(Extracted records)
=-=-=

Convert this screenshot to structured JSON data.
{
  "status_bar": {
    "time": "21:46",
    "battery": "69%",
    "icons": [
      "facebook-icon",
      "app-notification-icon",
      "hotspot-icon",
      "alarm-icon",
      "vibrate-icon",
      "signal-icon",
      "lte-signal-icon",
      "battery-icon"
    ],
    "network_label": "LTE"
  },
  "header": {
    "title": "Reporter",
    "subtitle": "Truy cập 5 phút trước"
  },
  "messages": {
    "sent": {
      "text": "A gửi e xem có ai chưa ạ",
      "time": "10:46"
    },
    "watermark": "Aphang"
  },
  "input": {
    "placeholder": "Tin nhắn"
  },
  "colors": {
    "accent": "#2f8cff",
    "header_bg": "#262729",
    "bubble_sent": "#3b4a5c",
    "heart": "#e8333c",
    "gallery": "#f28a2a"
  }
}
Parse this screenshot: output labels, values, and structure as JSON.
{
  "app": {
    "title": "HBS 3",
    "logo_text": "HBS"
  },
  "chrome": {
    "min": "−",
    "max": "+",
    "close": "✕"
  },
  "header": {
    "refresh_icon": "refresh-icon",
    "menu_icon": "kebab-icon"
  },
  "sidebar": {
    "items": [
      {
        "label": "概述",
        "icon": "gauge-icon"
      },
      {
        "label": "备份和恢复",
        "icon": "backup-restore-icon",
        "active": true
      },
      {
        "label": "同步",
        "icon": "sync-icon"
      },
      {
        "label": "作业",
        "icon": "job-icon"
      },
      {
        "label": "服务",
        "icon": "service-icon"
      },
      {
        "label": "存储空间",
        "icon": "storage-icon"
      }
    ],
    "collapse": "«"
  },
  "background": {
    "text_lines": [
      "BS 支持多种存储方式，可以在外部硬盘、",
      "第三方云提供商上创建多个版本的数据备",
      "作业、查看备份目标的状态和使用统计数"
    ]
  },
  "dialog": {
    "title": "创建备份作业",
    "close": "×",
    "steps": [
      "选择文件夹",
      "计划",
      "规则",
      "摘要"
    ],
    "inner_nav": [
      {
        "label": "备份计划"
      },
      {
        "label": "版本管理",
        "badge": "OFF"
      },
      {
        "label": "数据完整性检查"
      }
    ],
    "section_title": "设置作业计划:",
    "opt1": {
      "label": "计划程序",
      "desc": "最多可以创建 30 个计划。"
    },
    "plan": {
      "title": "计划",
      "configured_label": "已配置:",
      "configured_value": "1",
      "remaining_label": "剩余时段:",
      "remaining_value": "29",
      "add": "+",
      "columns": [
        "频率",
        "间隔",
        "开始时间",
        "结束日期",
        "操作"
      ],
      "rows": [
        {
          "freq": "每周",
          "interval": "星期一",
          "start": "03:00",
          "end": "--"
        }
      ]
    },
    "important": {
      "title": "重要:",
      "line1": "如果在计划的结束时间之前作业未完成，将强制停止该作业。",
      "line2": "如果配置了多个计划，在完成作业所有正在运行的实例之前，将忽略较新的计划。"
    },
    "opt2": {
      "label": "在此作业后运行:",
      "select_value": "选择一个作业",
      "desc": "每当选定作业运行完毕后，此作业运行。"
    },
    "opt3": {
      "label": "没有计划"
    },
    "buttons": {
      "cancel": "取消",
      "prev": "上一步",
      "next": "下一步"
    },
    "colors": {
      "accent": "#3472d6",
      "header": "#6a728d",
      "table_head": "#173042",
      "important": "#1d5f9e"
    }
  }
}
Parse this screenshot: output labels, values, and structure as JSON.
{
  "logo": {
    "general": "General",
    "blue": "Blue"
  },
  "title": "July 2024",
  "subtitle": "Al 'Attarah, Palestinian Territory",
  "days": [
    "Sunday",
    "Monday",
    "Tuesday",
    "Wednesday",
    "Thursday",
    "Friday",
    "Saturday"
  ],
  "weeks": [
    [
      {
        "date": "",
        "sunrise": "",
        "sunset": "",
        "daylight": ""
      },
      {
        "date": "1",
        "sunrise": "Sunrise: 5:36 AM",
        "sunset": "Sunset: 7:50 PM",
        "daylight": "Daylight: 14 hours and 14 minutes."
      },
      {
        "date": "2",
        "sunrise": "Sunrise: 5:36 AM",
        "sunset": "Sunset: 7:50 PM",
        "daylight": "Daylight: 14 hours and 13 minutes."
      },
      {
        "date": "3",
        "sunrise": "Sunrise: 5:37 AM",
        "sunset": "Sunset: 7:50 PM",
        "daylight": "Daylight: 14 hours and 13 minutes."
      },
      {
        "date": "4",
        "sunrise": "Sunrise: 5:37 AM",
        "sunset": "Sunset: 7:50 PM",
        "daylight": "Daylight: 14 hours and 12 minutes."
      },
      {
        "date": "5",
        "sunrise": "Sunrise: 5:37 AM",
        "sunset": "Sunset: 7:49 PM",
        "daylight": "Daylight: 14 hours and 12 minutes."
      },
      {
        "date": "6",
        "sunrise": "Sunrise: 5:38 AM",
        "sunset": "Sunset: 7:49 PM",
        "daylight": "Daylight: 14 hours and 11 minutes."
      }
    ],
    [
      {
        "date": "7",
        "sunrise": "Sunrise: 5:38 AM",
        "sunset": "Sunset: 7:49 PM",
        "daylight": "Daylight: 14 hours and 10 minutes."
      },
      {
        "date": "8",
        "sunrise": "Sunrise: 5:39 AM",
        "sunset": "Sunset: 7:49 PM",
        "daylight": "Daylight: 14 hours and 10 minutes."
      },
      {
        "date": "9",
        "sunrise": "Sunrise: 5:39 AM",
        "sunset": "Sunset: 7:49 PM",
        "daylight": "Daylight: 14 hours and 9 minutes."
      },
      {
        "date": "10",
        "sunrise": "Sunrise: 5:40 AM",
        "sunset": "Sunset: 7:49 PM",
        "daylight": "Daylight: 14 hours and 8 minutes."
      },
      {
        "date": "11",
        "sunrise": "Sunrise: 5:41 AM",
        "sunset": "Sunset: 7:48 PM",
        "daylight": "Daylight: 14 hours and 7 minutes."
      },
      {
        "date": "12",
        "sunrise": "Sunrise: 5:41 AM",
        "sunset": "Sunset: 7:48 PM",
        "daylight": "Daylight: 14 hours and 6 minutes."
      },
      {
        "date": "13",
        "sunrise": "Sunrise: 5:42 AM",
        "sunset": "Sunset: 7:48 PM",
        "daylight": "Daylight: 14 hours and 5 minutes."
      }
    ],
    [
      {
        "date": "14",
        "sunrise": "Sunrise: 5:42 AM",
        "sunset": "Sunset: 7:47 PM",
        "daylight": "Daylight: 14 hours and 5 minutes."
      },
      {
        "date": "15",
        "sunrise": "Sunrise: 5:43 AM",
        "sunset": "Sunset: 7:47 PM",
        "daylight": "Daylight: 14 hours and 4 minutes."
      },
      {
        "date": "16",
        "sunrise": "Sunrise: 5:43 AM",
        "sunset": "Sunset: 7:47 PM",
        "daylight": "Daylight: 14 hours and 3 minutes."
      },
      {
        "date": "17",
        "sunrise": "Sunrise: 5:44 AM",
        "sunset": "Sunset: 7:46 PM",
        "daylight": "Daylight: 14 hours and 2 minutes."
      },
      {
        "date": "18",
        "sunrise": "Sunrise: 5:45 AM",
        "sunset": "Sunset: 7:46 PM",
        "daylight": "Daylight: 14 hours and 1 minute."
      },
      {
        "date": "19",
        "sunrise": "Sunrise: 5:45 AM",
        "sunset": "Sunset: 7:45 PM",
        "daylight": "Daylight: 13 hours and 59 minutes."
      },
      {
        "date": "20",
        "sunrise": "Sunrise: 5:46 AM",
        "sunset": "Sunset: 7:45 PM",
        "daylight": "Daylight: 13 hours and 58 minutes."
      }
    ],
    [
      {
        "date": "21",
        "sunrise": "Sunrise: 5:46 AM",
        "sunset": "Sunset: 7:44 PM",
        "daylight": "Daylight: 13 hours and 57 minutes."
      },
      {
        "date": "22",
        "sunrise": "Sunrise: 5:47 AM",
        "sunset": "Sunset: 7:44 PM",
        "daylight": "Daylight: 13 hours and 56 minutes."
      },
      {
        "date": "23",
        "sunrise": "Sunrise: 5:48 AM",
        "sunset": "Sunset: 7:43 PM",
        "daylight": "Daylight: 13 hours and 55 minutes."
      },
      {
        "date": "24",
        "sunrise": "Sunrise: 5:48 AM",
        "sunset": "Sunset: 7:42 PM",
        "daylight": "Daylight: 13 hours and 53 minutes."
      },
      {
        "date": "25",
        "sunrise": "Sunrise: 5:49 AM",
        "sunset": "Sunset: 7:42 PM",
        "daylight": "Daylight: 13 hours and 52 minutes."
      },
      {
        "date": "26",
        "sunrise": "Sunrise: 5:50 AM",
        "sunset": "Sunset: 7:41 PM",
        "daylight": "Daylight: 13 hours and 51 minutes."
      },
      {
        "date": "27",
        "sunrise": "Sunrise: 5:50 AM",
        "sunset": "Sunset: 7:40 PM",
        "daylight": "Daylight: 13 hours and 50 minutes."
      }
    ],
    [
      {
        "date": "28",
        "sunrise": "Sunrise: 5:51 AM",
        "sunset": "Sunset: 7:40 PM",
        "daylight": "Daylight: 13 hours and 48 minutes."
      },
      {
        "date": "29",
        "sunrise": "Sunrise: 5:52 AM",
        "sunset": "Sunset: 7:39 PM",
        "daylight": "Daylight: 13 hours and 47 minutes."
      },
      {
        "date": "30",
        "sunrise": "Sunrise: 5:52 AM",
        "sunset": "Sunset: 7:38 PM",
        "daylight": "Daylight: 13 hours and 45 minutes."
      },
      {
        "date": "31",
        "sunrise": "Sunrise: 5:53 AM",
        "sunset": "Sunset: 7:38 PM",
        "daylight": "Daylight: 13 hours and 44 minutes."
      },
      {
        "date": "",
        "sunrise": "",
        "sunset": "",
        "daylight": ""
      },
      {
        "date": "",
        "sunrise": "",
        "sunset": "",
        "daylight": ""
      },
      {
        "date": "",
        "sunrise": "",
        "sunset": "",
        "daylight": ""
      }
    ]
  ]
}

=-=-=

## WRITTEN REQUEST
In the records above, find the lines containing "subtitle" and copy them.

## SOLUTION FOR THIS TASK
    "subtitle": "Truy cập 5 phút trước"
  "subtitle": "Al 'Attarah, Palestinian Territory",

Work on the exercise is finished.